→ **Text block**
Dáil debates
Thursday, 1 May 2025
Saincheisteanna Tráthúla - Topical Issue Debate
Hospital Procedures
10:40 am
Barry Ward (Dún Laoghaire, Fine Gael) | Oireachtas source
This is an important issue. The irony of two men discussing a women's health issue is not lost on me. I thank Dr. Gerry Agnew, a consultant gynaecologist at St. Michael's Hospital in Dún Laoghaire, and Dr. Suzanne O'Sullivan, president of the Institute of Obstetricians and Gynaecologists in Ireland, for bringing this to my attention.
The issue I want to raise regards treatment for stress urinary incontinence, which affects one in three women over the age of 45. It is a substantial issue. It is solved by the insertion of a thing called the mid-urethral mesh sling, which has been used extensively around the world for treatment of this condition in women since the late 1990s.

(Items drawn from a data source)
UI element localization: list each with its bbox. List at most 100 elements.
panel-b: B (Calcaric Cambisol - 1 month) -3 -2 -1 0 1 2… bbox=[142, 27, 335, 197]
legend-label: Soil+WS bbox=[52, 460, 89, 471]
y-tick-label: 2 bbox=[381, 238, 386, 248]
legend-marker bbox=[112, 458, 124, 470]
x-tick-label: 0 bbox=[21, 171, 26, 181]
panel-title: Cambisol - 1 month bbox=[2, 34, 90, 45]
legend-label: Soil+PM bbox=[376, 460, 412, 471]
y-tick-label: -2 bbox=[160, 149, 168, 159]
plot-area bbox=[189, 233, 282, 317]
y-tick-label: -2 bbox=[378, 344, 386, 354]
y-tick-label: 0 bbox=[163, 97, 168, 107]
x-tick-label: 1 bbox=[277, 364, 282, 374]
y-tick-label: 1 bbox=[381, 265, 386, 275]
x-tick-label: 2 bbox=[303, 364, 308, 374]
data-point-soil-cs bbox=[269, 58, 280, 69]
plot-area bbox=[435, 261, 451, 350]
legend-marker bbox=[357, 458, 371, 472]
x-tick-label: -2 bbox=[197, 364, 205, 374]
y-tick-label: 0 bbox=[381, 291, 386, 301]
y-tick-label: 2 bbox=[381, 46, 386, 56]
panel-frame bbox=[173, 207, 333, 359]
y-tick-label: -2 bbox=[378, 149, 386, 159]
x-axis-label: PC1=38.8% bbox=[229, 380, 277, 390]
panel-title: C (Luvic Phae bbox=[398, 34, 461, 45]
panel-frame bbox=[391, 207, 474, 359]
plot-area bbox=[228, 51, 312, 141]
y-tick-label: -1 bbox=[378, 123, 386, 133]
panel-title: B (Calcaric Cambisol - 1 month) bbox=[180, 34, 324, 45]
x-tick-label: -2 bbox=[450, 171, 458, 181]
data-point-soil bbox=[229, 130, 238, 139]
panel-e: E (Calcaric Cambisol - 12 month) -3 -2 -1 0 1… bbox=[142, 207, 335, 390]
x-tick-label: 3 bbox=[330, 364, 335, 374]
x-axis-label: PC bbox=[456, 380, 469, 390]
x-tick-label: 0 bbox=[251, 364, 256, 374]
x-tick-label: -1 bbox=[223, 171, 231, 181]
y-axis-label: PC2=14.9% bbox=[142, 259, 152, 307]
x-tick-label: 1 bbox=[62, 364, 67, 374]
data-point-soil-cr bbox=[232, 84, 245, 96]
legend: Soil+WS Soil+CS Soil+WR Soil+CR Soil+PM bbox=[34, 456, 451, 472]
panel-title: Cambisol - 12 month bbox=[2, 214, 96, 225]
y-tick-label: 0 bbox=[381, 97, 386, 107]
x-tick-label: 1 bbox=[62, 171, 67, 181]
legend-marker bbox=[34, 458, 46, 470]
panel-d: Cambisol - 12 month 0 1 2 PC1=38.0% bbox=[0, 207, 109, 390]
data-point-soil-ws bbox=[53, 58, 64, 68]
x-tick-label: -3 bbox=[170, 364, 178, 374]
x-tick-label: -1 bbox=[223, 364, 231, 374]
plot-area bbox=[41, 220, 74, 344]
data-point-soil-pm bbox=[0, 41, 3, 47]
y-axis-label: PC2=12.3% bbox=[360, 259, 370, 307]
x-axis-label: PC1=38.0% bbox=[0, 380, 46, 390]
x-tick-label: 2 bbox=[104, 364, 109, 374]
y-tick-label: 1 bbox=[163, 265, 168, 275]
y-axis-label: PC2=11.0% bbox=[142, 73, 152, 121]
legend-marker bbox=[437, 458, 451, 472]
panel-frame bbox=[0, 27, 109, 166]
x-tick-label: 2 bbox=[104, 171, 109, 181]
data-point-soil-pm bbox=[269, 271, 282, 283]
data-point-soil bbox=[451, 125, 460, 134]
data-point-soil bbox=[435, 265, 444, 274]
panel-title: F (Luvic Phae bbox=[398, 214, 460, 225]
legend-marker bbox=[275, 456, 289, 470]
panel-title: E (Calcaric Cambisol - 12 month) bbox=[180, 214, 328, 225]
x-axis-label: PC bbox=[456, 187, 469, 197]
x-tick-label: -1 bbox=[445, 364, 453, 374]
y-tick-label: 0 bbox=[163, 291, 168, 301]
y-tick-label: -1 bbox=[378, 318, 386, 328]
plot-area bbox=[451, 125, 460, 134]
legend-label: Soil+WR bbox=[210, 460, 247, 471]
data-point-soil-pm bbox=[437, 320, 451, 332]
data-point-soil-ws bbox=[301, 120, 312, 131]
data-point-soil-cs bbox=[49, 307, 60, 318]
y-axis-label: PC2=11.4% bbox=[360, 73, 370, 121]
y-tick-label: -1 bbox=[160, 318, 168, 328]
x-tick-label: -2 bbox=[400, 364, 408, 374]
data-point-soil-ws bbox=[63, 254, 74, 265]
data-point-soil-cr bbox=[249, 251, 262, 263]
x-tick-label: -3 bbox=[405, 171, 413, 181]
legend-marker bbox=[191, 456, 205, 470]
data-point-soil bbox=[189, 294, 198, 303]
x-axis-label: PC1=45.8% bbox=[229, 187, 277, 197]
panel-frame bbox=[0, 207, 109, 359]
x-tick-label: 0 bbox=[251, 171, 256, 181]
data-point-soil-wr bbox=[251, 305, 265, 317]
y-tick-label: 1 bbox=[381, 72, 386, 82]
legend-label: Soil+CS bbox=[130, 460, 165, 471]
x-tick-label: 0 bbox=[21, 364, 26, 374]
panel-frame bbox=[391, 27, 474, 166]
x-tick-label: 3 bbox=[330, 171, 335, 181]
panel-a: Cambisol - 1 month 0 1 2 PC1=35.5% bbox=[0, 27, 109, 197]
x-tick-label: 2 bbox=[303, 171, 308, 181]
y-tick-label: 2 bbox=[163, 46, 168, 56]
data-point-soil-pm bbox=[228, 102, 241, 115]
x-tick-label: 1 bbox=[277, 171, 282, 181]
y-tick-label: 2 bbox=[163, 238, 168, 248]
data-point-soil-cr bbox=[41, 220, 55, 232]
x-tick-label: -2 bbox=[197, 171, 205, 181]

→ **Your objective**
Print the Dáil debate transcript above again in full, word for word.

→ **Result for this exercise**
Dáil debates
Thursday, 1 May 2025
Saincheisteanna Tráthúla - Topical Issue Debate
Hospital Procedures
10:40 am
Barry Ward (Dún Laoghaire, Fine Gael) | Oireachtas source
This is an important issue. The irony of two men discussing a women's health issue is not lost on me. I thank Dr. Gerry Agnew, a consultant gynaecologist at St. Michael's Hospital in Dún Laoghaire, and Dr. Suzanne O'Sullivan, president of the Institute of Obstetricians and Gynaecologists in Ireland, for bringing this to my attention.
The issue I want to raise regards treatment for stress urinary incontinence, which affects one in three women over the age of 45. It is a substantial issue. It is solved by the insertion of a thing called the mid-urethral mesh sling, which has been used extensively around the world for treatment of this condition in women since the late 1990s.